Supplied data
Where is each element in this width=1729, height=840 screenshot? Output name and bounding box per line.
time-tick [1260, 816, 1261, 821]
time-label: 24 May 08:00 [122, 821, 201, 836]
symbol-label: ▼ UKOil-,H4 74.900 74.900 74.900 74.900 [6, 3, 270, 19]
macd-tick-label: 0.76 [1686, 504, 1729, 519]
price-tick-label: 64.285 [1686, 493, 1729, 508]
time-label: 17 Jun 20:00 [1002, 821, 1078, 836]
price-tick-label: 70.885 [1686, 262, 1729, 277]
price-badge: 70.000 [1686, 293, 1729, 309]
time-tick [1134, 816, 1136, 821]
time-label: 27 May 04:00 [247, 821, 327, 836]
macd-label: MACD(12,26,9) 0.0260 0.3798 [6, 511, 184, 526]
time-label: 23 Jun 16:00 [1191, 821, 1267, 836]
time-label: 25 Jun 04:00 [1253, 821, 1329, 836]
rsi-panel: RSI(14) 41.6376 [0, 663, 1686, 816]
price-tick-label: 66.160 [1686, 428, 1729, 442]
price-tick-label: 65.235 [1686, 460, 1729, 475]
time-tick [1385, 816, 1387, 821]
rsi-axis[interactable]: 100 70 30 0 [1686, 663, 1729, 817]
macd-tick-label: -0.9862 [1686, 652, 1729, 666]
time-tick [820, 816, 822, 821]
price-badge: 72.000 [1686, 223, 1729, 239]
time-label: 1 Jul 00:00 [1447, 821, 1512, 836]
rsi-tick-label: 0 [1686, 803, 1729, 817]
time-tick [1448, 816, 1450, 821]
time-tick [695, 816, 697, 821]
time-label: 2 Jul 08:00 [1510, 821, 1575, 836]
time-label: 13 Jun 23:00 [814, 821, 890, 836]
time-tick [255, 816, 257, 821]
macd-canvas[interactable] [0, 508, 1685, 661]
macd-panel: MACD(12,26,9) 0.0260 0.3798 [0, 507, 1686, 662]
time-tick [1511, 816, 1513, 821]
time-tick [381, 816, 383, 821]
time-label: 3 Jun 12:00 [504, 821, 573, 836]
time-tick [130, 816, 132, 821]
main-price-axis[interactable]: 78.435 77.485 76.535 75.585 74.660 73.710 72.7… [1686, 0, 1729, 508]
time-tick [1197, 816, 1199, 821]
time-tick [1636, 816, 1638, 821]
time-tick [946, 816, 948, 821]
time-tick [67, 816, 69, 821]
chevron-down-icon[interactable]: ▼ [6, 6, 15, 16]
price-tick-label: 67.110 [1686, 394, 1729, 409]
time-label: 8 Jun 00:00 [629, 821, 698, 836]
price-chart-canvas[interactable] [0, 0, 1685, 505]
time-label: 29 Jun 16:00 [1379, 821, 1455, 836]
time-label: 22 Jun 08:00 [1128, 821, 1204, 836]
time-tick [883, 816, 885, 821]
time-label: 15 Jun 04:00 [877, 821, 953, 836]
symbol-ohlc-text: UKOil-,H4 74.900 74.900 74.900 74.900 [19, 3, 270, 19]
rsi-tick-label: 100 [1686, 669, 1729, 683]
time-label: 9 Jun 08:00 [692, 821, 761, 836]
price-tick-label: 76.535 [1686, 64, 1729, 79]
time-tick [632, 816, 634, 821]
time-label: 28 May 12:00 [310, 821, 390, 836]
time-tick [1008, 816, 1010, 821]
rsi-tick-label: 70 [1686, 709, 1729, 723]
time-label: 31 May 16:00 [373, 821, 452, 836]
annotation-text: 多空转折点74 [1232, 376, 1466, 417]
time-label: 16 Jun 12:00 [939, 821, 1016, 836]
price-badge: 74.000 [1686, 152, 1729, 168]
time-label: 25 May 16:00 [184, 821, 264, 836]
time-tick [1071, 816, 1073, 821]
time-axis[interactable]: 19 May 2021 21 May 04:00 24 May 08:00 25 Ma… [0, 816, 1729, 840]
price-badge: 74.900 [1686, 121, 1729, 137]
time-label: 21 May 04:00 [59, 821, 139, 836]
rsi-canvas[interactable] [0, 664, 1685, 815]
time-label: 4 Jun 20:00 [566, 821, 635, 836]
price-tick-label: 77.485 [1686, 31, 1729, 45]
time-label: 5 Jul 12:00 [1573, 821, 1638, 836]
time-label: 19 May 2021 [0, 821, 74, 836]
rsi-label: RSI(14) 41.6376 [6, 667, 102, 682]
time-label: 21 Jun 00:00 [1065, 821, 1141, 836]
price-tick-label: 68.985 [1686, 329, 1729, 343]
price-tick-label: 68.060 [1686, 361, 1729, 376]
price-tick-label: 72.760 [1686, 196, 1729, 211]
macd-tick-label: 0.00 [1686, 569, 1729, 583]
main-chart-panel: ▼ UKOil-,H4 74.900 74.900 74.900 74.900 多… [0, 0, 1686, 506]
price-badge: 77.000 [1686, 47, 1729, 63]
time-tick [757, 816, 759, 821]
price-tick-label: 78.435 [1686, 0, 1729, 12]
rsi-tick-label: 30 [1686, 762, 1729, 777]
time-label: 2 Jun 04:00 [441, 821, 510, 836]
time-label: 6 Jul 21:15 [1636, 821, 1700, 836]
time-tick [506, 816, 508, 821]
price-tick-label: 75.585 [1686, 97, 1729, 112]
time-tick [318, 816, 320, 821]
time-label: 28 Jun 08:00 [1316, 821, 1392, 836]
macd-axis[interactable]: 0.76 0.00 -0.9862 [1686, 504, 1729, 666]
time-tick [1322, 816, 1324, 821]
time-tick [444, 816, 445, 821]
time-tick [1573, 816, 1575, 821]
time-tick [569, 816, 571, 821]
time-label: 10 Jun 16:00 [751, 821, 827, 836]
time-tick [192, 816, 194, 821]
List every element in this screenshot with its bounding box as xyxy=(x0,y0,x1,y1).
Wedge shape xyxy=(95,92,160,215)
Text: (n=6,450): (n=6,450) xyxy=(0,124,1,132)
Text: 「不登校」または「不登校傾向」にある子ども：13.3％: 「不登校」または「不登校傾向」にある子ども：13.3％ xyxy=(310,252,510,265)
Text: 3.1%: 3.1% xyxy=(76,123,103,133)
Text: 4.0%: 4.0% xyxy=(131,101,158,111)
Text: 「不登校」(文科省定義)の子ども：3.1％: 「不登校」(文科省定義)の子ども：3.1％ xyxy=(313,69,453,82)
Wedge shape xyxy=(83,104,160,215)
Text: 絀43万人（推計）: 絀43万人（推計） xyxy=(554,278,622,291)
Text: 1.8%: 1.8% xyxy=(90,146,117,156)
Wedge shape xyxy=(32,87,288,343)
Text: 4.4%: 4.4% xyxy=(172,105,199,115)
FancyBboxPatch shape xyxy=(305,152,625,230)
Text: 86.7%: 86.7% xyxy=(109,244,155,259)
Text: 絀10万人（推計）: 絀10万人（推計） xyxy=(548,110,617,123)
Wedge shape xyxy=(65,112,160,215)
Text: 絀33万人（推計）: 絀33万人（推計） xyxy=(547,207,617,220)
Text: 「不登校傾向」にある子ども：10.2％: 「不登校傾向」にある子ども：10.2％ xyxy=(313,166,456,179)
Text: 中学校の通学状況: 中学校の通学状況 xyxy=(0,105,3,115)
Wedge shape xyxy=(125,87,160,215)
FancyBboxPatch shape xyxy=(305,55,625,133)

Set problem
Please switch every "price-badge" in the rows above to "price-marker" and give all the rows again, leaving everything else unchanged.

Reply
Where is each element in this width=1729, height=840 screenshot? Output name and bounding box per line.
time-tick [1260, 816, 1261, 821]
time-label: 24 May 08:00 [122, 821, 201, 836]
symbol-label: ▼ UKOil-,H4 74.900 74.900 74.900 74.900 [6, 3, 270, 19]
macd-tick-label: 0.76 [1686, 504, 1729, 519]
price-tick-label: 64.285 [1686, 493, 1729, 508]
time-label: 17 Jun 20:00 [1002, 821, 1078, 836]
price-tick-label: 70.885 [1686, 262, 1729, 277]
price-marker: 70.000 [1686, 293, 1729, 309]
time-tick [1134, 816, 1136, 821]
time-label: 27 May 04:00 [247, 821, 327, 836]
macd-label: MACD(12,26,9) 0.0260 0.3798 [6, 511, 184, 526]
time-label: 23 Jun 16:00 [1191, 821, 1267, 836]
time-label: 25 Jun 04:00 [1253, 821, 1329, 836]
rsi-panel: RSI(14) 41.6376 [0, 663, 1686, 816]
price-tick-label: 66.160 [1686, 428, 1729, 442]
price-tick-label: 65.235 [1686, 460, 1729, 475]
time-tick [1385, 816, 1387, 821]
rsi-axis[interactable]: 100 70 30 0 [1686, 663, 1729, 817]
macd-tick-label: -0.9862 [1686, 652, 1729, 666]
time-tick [820, 816, 822, 821]
price-marker: 72.000 [1686, 223, 1729, 239]
time-label: 1 Jul 00:00 [1447, 821, 1512, 836]
rsi-tick-label: 0 [1686, 803, 1729, 817]
time-tick [1448, 816, 1450, 821]
time-tick [695, 816, 697, 821]
time-label: 2 Jul 08:00 [1510, 821, 1575, 836]
time-label: 13 Jun 23:00 [814, 821, 890, 836]
time-tick [255, 816, 257, 821]
macd-canvas[interactable] [0, 508, 1685, 661]
macd-panel: MACD(12,26,9) 0.0260 0.3798 [0, 507, 1686, 662]
time-tick [1511, 816, 1513, 821]
time-tick [381, 816, 383, 821]
time-label: 3 Jun 12:00 [504, 821, 573, 836]
time-tick [130, 816, 132, 821]
main-price-axis[interactable]: 78.435 77.485 76.535 75.585 74.660 73.710 72.7… [1686, 0, 1729, 508]
time-tick [1197, 816, 1199, 821]
time-tick [1636, 816, 1638, 821]
time-tick [946, 816, 948, 821]
time-tick [67, 816, 69, 821]
chevron-down-icon[interactable]: ▼ [6, 6, 15, 16]
price-tick-label: 67.110 [1686, 394, 1729, 409]
time-label: 8 Jun 00:00 [629, 821, 698, 836]
price-chart-canvas[interactable] [0, 0, 1685, 505]
time-label: 29 Jun 16:00 [1379, 821, 1455, 836]
time-label: 22 Jun 08:00 [1128, 821, 1204, 836]
time-tick [883, 816, 885, 821]
time-label: 15 Jun 04:00 [877, 821, 953, 836]
symbol-ohlc-text: UKOil-,H4 74.900 74.900 74.900 74.900 [19, 3, 270, 19]
rsi-tick-label: 100 [1686, 669, 1729, 683]
time-label: 9 Jun 08:00 [692, 821, 761, 836]
price-tick-label: 76.535 [1686, 64, 1729, 79]
time-tick [632, 816, 634, 821]
time-label: 28 May 12:00 [310, 821, 390, 836]
time-tick [1008, 816, 1010, 821]
rsi-tick-label: 70 [1686, 709, 1729, 723]
time-label: 31 May 16:00 [373, 821, 452, 836]
annotation-text: 多空转折点74 [1232, 376, 1466, 417]
time-label: 16 Jun 12:00 [939, 821, 1016, 836]
price-marker: 74.000 [1686, 152, 1729, 168]
time-label: 25 May 16:00 [184, 821, 264, 836]
time-tick [1071, 816, 1073, 821]
time-axis[interactable]: 19 May 2021 21 May 04:00 24 May 08:00 25 Ma… [0, 816, 1729, 840]
price-marker: 74.900 [1686, 121, 1729, 137]
time-label: 21 May 04:00 [59, 821, 139, 836]
rsi-canvas[interactable] [0, 664, 1685, 815]
time-label: 4 Jun 20:00 [566, 821, 635, 836]
price-tick-label: 77.485 [1686, 31, 1729, 45]
time-label: 5 Jul 12:00 [1573, 821, 1638, 836]
time-label: 19 May 2021 [0, 821, 74, 836]
rsi-label: RSI(14) 41.6376 [6, 667, 102, 682]
time-label: 21 Jun 00:00 [1065, 821, 1141, 836]
price-tick-label: 68.985 [1686, 329, 1729, 343]
price-tick-label: 68.060 [1686, 361, 1729, 376]
price-tick-label: 72.760 [1686, 196, 1729, 211]
macd-tick-label: 0.00 [1686, 569, 1729, 583]
main-chart-panel: ▼ UKOil-,H4 74.900 74.900 74.900 74.900 多… [0, 0, 1686, 506]
price-marker: 77.000 [1686, 47, 1729, 63]
time-tick [757, 816, 759, 821]
price-tick-label: 78.435 [1686, 0, 1729, 12]
rsi-tick-label: 30 [1686, 762, 1729, 777]
time-label: 2 Jun 04:00 [441, 821, 510, 836]
time-label: 6 Jul 21:15 [1636, 821, 1700, 836]
time-tick [506, 816, 508, 821]
price-tick-label: 75.585 [1686, 97, 1729, 112]
time-tick [318, 816, 320, 821]
time-label: 28 Jun 08:00 [1316, 821, 1392, 836]
macd-axis[interactable]: 0.76 0.00 -0.9862 [1686, 504, 1729, 666]
time-tick [1322, 816, 1324, 821]
time-tick [444, 816, 445, 821]
time-tick [1573, 816, 1575, 821]
time-tick [569, 816, 571, 821]
time-label: 10 Jun 16:00 [751, 821, 827, 836]
time-tick [192, 816, 194, 821]
List every element in this screenshot with its bounding box as xyxy=(x0,y0,x1,y1).
Wedge shape xyxy=(95,92,160,215)
Text: (n=6,450): (n=6,450) xyxy=(0,124,1,132)
Text: 「不登校」または「不登校傾向」にある子ども：13.3％: 「不登校」または「不登校傾向」にある子ども：13.3％ xyxy=(310,252,510,265)
Text: 3.1%: 3.1% xyxy=(76,123,103,133)
Text: 4.0%: 4.0% xyxy=(131,101,158,111)
Text: 「不登校」(文科省定義)の子ども：3.1％: 「不登校」(文科省定義)の子ども：3.1％ xyxy=(313,69,453,82)
Wedge shape xyxy=(83,104,160,215)
Text: 絀43万人（推計）: 絀43万人（推計） xyxy=(554,278,622,291)
Text: 1.8%: 1.8% xyxy=(90,146,117,156)
Wedge shape xyxy=(32,87,288,343)
Text: 4.4%: 4.4% xyxy=(172,105,199,115)
FancyBboxPatch shape xyxy=(305,152,625,230)
Text: 86.7%: 86.7% xyxy=(109,244,155,259)
Text: 絀10万人（推計）: 絀10万人（推計） xyxy=(548,110,617,123)
Wedge shape xyxy=(65,112,160,215)
Text: 絀33万人（推計）: 絀33万人（推計） xyxy=(547,207,617,220)
Text: 「不登校傾向」にある子ども：10.2％: 「不登校傾向」にある子ども：10.2％ xyxy=(313,166,456,179)
Text: 中学校の通学状況: 中学校の通学状況 xyxy=(0,105,3,115)
Wedge shape xyxy=(125,87,160,215)
FancyBboxPatch shape xyxy=(305,55,625,133)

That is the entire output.